:: Exercise requirements ::
Transcribe the records below exactly.
--- BEGIN Records for the task ---
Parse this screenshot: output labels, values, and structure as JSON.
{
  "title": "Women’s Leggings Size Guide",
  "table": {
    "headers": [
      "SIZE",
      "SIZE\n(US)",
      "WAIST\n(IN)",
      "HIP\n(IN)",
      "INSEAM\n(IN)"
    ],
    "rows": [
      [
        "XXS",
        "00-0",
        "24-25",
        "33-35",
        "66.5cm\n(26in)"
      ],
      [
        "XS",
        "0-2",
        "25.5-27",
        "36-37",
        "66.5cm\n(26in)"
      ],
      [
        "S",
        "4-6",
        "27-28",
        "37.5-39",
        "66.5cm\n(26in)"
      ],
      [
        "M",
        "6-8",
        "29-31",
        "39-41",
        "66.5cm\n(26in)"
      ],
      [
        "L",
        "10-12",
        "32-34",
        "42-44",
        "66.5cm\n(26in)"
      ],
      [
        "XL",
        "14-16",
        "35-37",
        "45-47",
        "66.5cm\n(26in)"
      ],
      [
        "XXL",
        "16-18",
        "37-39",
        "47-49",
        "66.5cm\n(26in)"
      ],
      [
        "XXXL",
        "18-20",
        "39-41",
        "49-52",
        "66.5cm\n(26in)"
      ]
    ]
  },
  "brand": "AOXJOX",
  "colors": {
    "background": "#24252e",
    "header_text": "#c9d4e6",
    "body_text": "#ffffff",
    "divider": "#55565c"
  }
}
--- END Records for the task ---
:: Final result ::
Parse this screenshot: output labels, values, and structure as JSON.
{
  "title": "Women’s Leggings Size Guide",
  "table": {
    "headers": [
      "SIZE",
      "SIZE\n(US)",
      "WAIST\n(IN)",
      "HIP\n(IN)",
      "INSEAM\n(IN)"
    ],
    "rows": [
      [
        "XXS",
        "00-0",
        "24-25",
        "33-35",
        "66.5cm\n(26in)"
      ],
      [
        "XS",
        "0-2",
        "25.5-27",
        "36-37",
        "66.5cm\n(26in)"
      ],
      [
        "S",
        "4-6",
        "27-28",
        "37.5-39",
        "66.5cm\n(26in)"
      ],
      [
        "M",
        "6-8",
        "29-31",
        "39-41",
        "66.5cm\n(26in)"
      ],
      [
        "L",
        "10-12",
        "32-34",
        "42-44",
        "66.5cm\n(26in)"
      ],
      [
        "XL",
        "14-16",
        "35-37",
        "45-47",
        "66.5cm\n(26in)"
      ],
      [
        "XXL",
        "16-18",
        "37-39",
        "47-49",
        "66.5cm\n(26in)"
      ],
      [
        "XXXL",
        "18-20",
        "39-41",
        "49-52",
        "66.5cm\n(26in)"
      ]
    ]
  },
  "brand": "AOXJOX",
  "colors": {
    "background": "#24252e",
    "header_text": "#c9d4e6",
    "body_text": "#ffffff",
    "divider": "#55565c"
  }
}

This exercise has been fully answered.